● Extracted entries
┌────────
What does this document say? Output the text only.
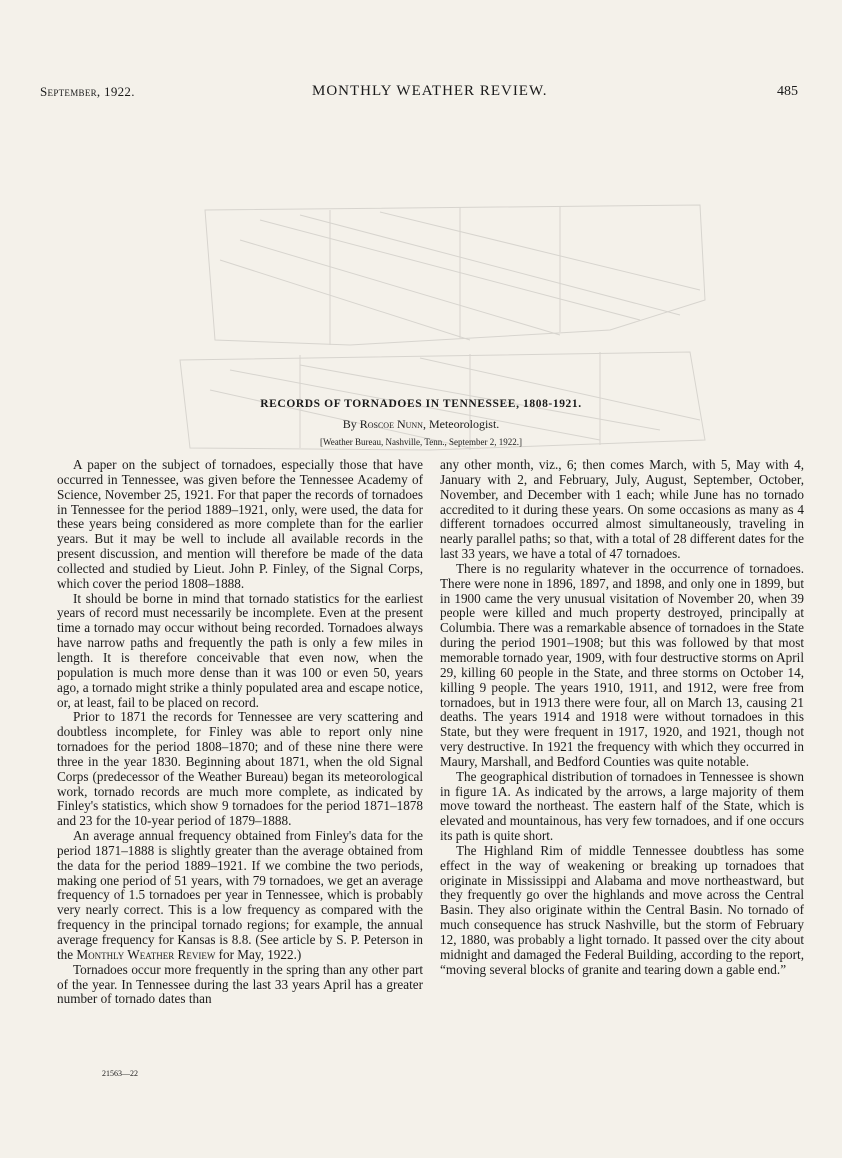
September, 1922.	MONTHLY WEATHER REVIEW.	485
RECORDS OF TORNADOES IN TENNESSEE, 1808-1921.
By Roscoe Nunn, Meteorologist.
[Weather Bureau, Nashville, Tenn., September 2, 1922.]

A paper on the subject of tornadoes, especially those that have occurred in Tennessee, was given before the Tennessee Academy of Science, November 25, 1921. For that paper the records of tornadoes in Tennessee for the period 1889–1921, only, were used, the data for these years being considered as more complete than for the earlier years. But it may be well to include all available records in the present discussion, and mention will therefore be made of the data collected and studied by Lieut. John P. Finley, of the Signal Corps, which cover the period 1808–1888.

It should be borne in mind that tornado statistics for the earliest years of record must necessarily be incomplete. Even at the present time a tornado may occur without being recorded. Tornadoes always have narrow paths and frequently the path is only a few miles in length. It is therefore conceivable that even now, when the population is much more dense than it was 100 or even 50, years ago, a tornado might strike a thinly populated area and escape notice, or, at least, fail to be placed on record.

Prior to 1871 the records for Tennessee are very scattering and doubtless incomplete, for Finley was able to report only nine tornadoes for the period 1808–1870; and of these nine there were three in the year 1830. Beginning about 1871, when the old Signal Corps (predecessor of the Weather Bureau) began its meteorological work, tornado records are much more complete, as indicated by Finley's statistics, which show 9 tornadoes for the period 1871–1878 and 23 for the 10-year period of 1879–1888.

An average annual frequency obtained from Finley's data for the period 1871–1888 is slightly greater than the average obtained from the data for the period 1889–1921. If we combine the two periods, making one period of 51 years, with 79 tornadoes, we get an average frequency of 1.5 tornadoes per year in Tennessee, which is probably very nearly correct. This is a low frequency as compared with the frequency in the principal tornado regions; for example, the annual average frequency for Kansas is 8.8. (See article by S. P. Peterson in the Monthly Weather Review for May, 1922.)

Tornadoes occur more frequently in the spring than any other part of the year. In Tennessee during the last 33 years April has a greater number of tornado dates than

any other month, viz., 6; then comes March, with 5, May with 4, January with 2, and February, July, August, September, October, November, and December with 1 each; while June has no tornado accredited to it during these years. On some occasions as many as 4 different tornadoes occurred almost simultaneously, traveling in nearly parallel paths; so that, with a total of 28 different dates for the last 33 years, we have a total of 47 tornadoes.

There is no regularity whatever in the occurrence of tornadoes. There were none in 1896, 1897, and 1898, and only one in 1899, but in 1900 came the very unusual visitation of November 20, when 39 people were killed and much property destroyed, principally at Columbia. There was a remarkable absence of tornadoes in the State during the period 1901–1908; but this was followed by that most memorable tornado year, 1909, with four destructive storms on April 29, killing 60 people in the State, and three storms on October 14, killing 9 people. The years 1910, 1911, and 1912, were free from tornadoes, but in 1913 there were four, all on March 13, causing 21 deaths. The years 1914 and 1918 were without tornadoes in this State, but they were frequent in 1917, 1920, and 1921, though not very destructive. In 1921 the frequency with which they occurred in Maury, Marshall, and Bedford Counties was quite notable.

The geographical distribution of tornadoes in Tennessee is shown in figure 1A. As indicated by the arrows, a large majority of them move toward the northeast. The eastern half of the State, which is elevated and mountainous, has very few tornadoes, and if one occurs its path is quite short.

The Highland Rim of middle Tennessee doubtless has some effect in the way of weakening or breaking up tornadoes that originate in Mississippi and Alabama and move northeastward, but they frequently go over the highlands and move across the Central Basin. They also originate within the Central Basin. No tornado of much consequence has struck Nashville, but the storm of February 12, 1880, was probably a light tornado. It passed over the city about midnight and damaged the Federal Building, according to the report, “moving several blocks of granite and tearing down a gable end.”

21563—22
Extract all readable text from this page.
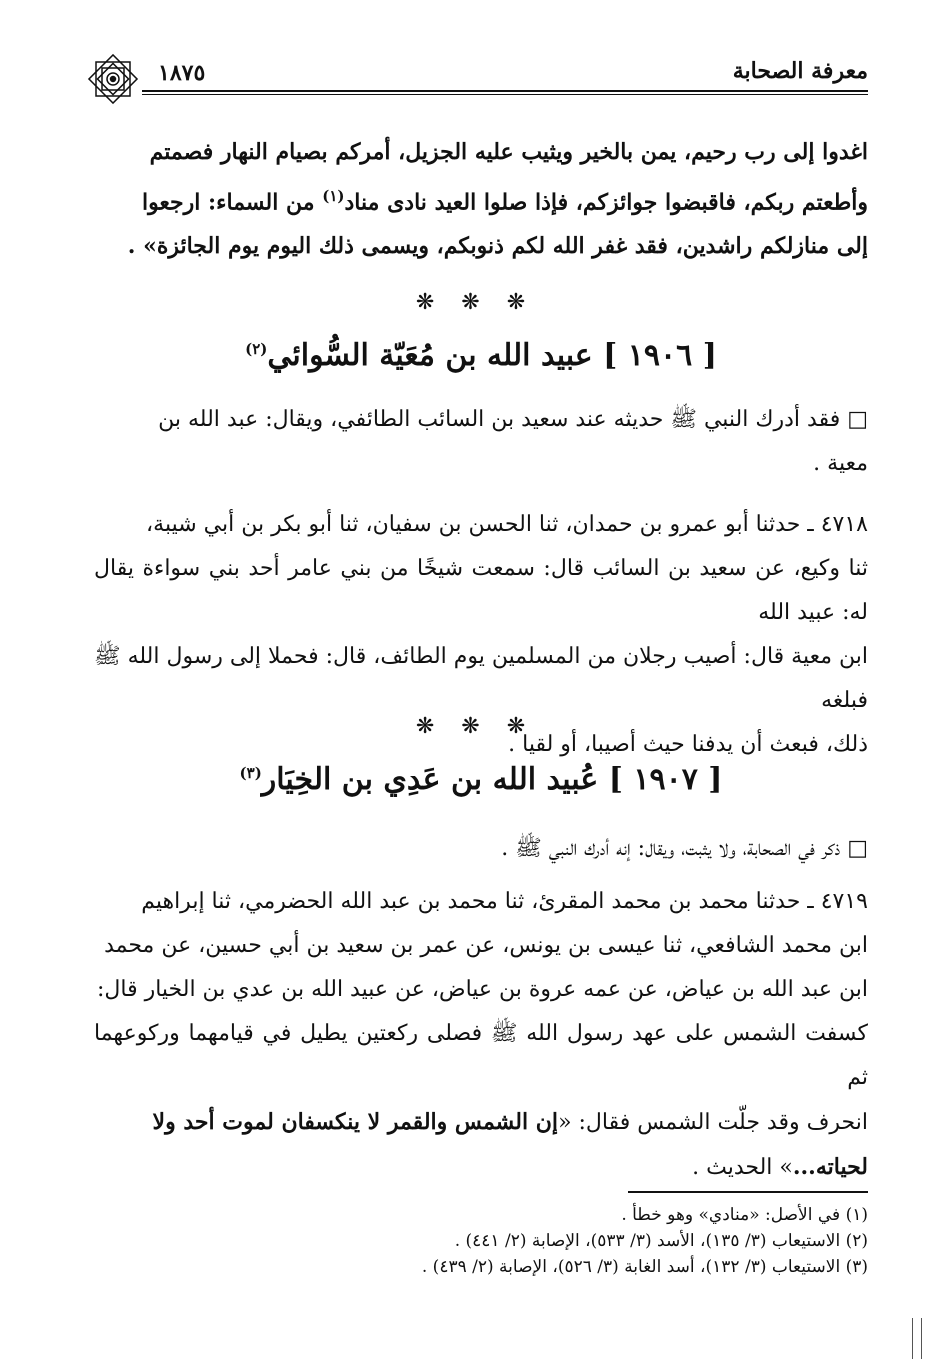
معرفة الصحابة
١٨٧٥

اغدوا إلى رب رحيم، يمن بالخير ويثيب عليه الجزيل، أمركم بصيام النهار فصمتم
وأطعتم ربكم، فاقبضوا جوائزكم، فإذا صلوا العيد نادى مناد$^{(١)}$ من السماء: ارجعوا
إلى منازلكم راشدين، فقد غفر الله لكم ذنوبكم، ويسمى ذلك اليوم يوم الجائزة» .

❋ ❋ ❋
[ ١٩٠٦ ] عبيد الله بن مُعَيّة السُّوائي$^{(٢)}$

□ فقد أدرك النبي ﷺ حديثه عند سعيد بن السائب الطائفي، ويقال: عبد الله بن
معية .

٤٧١٨ ـ حدثنا أبو عمرو بن حمدان، ثنا الحسن بن سفيان، ثنا أبو بكر بن أبي شيبة،
ثنا وكيع، عن سعيد بن السائب قال: سمعت شيخًا من بني عامر أحد بني سواءة يقال له: عبيد الله
ابن معية قال: أصيب رجلان من المسلمين يوم الطائف، قال: فحملا إلى رسول الله ﷺ فبلغه
ذلك، فبعث أن يدفنا حيث أصيبا، أو لقيا .

❋ ❋ ❋
[ ١٩٠٧ ] عُبيد الله بن عَدِي بن الخِيَار$^{(٣)}$

□ ذكر في الصحابة، ولا يثبت، ويقال: إنه أدرك النبي ﷺ .

٤٧١٩ ـ حدثنا محمد بن محمد المقرئ، ثنا محمد بن عبد الله الحضرمي، ثنا إبراهيم
ابن محمد الشافعي، ثنا عيسى بن يونس، عن عمر بن سعيد بن أبي حسين، عن محمد
ابن عبد الله بن عياض، عن عمه عروة بن عياض، عن عبيد الله بن عدي بن الخيار قال:
كسفت الشمس على عهد رسول الله ﷺ فصلى ركعتين يطيل في قيامهما وركوعهما ثم
انحرف وقد جلّت الشمس فقال: «إن الشمس والقمر لا ينكسفان لموت أحد ولا
لحياته...» الحديث .

(١) في الأصل: «منادي» وهو خطأ .
(٢) الاستيعاب (٣/ ١٣٥)، الأسد (٣/ ٥٣٣)، الإصابة (٢/ ٤٤١) .
(٣) الاستيعاب (٣/ ١٣٢)، أسد الغابة (٣/ ٥٢٦)، الإصابة (٢/ ٤٣٩) .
└────────
● Exercise
Set down all the data again exactly as above, pictures excluded.

● Answer to this task
What does this document say? Output the text only.
September, 1922.	MONTHLY WEATHER REVIEW.	485
RECORDS OF TORNADOES IN TENNESSEE, 1808-1921.
By Roscoe Nunn, Meteorologist.
[Weather Bureau, Nashville, Tenn., September 2, 1922.]

A paper on the subject of tornadoes, especially those that have occurred in Tennessee, was given before the Tennessee Academy of Science, November 25, 1921. For that paper the records of tornadoes in Tennessee for the period 1889–1921, only, were used, the data for these years being considered as more complete than for the earlier years. But it may be well to include all available records in the present discussion, and mention will therefore be made of the data collected and studied by Lieut. John P. Finley, of the Signal Corps, which cover the period 1808–1888.

It should be borne in mind that tornado statistics for the earliest years of record must necessarily be incomplete. Even at the present time a tornado may occur without being recorded. Tornadoes always have narrow paths and frequently the path is only a few miles in length. It is therefore conceivable that even now, when the population is much more dense than it was 100 or even 50, years ago, a tornado might strike a thinly populated area and escape notice, or, at least, fail to be placed on record.

Prior to 1871 the records for Tennessee are very scattering and doubtless incomplete, for Finley was able to report only nine tornadoes for the period 1808–1870; and of these nine there were three in the year 1830. Beginning about 1871, when the old Signal Corps (predecessor of the Weather Bureau) began its meteorological work, tornado records are much more complete, as indicated by Finley's statistics, which show 9 tornadoes for the period 1871–1878 and 23 for the 10-year period of 1879–1888.

An average annual frequency obtained from Finley's data for the period 1871–1888 is slightly greater than the average obtained from the data for the period 1889–1921. If we combine the two periods, making one period of 51 years, with 79 tornadoes, we get an average frequency of 1.5 tornadoes per year in Tennessee, which is probably very nearly correct. This is a low frequency as compared with the frequency in the principal tornado regions; for example, the annual average frequency for Kansas is 8.8. (See article by S. P. Peterson in the Monthly Weather Review for May, 1922.)

Tornadoes occur more frequently in the spring than any other part of the year. In Tennessee during the last 33 years April has a greater number of tornado dates than

any other month, viz., 6; then comes March, with 5, May with 4, January with 2, and February, July, August, September, October, November, and December with 1 each; while June has no tornado accredited to it during these years. On some occasions as many as 4 different tornadoes occurred almost simultaneously, traveling in nearly parallel paths; so that, with a total of 28 different dates for the last 33 years, we have a total of 47 tornadoes.

There is no regularity whatever in the occurrence of tornadoes. There were none in 1896, 1897, and 1898, and only one in 1899, but in 1900 came the very unusual visitation of November 20, when 39 people were killed and much property destroyed, principally at Columbia. There was a remarkable absence of tornadoes in the State during the period 1901–1908; but this was followed by that most memorable tornado year, 1909, with four destructive storms on April 29, killing 60 people in the State, and three storms on October 14, killing 9 people. The years 1910, 1911, and 1912, were free from tornadoes, but in 1913 there were four, all on March 13, causing 21 deaths. The years 1914 and 1918 were without tornadoes in this State, but they were frequent in 1917, 1920, and 1921, though not very destructive. In 1921 the frequency with which they occurred in Maury, Marshall, and Bedford Counties was quite notable.

The geographical distribution of tornadoes in Tennessee is shown in figure 1A. As indicated by the arrows, a large majority of them move toward the northeast. The eastern half of the State, which is elevated and mountainous, has very few tornadoes, and if one occurs its path is quite short.

The Highland Rim of middle Tennessee doubtless has some effect in the way of weakening or breaking up tornadoes that originate in Mississippi and Alabama and move northeastward, but they frequently go over the highlands and move across the Central Basin. They also originate within the Central Basin. No tornado of much consequence has struck Nashville, but the storm of February 12, 1880, was probably a light tornado. It passed over the city about midnight and damaged the Federal Building, according to the report, “moving several blocks of granite and tearing down a gable end.”

21563—22
Extract all readable text from this page.
معرفة الصحابة
١٨٧٥

اغدوا إلى رب رحيم، يمن بالخير ويثيب عليه الجزيل، أمركم بصيام النهار فصمتم
وأطعتم ربكم، فاقبضوا جوائزكم، فإذا صلوا العيد نادى مناد$^{(١)}$ من السماء: ارجعوا
إلى منازلكم راشدين، فقد غفر الله لكم ذنوبكم، ويسمى ذلك اليوم يوم الجائزة» .

❋ ❋ ❋
[ ١٩٠٦ ] عبيد الله بن مُعَيّة السُّوائي$^{(٢)}$

□ فقد أدرك النبي ﷺ حديثه عند سعيد بن السائب الطائفي، ويقال: عبد الله بن
معية .

٤٧١٨ ـ حدثنا أبو عمرو بن حمدان، ثنا الحسن بن سفيان، ثنا أبو بكر بن أبي شيبة،
ثنا وكيع، عن سعيد بن السائب قال: سمعت شيخًا من بني عامر أحد بني سواءة يقال له: عبيد الله
ابن معية قال: أصيب رجلان من المسلمين يوم الطائف، قال: فحملا إلى رسول الله ﷺ فبلغه
ذلك، فبعث أن يدفنا حيث أصيبا، أو لقيا .

❋ ❋ ❋
[ ١٩٠٧ ] عُبيد الله بن عَدِي بن الخِيَار$^{(٣)}$

□ ذكر في الصحابة، ولا يثبت، ويقال: إنه أدرك النبي ﷺ .

٤٧١٩ ـ حدثنا محمد بن محمد المقرئ، ثنا محمد بن عبد الله الحضرمي، ثنا إبراهيم
ابن محمد الشافعي، ثنا عيسى بن يونس، عن عمر بن سعيد بن أبي حسين، عن محمد
ابن عبد الله بن عياض، عن عمه عروة بن عياض، عن عبيد الله بن عدي بن الخيار قال:
كسفت الشمس على عهد رسول الله ﷺ فصلى ركعتين يطيل في قيامهما وركوعهما ثم
انحرف وقد جلّت الشمس فقال: «إن الشمس والقمر لا ينكسفان لموت أحد ولا
لحياته...» الحديث .

(١) في الأصل: «منادي» وهو خطأ .
(٢) الاستيعاب (٣/ ١٣٥)، الأسد (٣/ ٥٣٣)، الإصابة (٢/ ٤٤١) .
(٣) الاستيعاب (٣/ ١٣٢)، أسد الغابة (٣/ ٥٢٦)، الإصابة (٢/ ٤٣٩) .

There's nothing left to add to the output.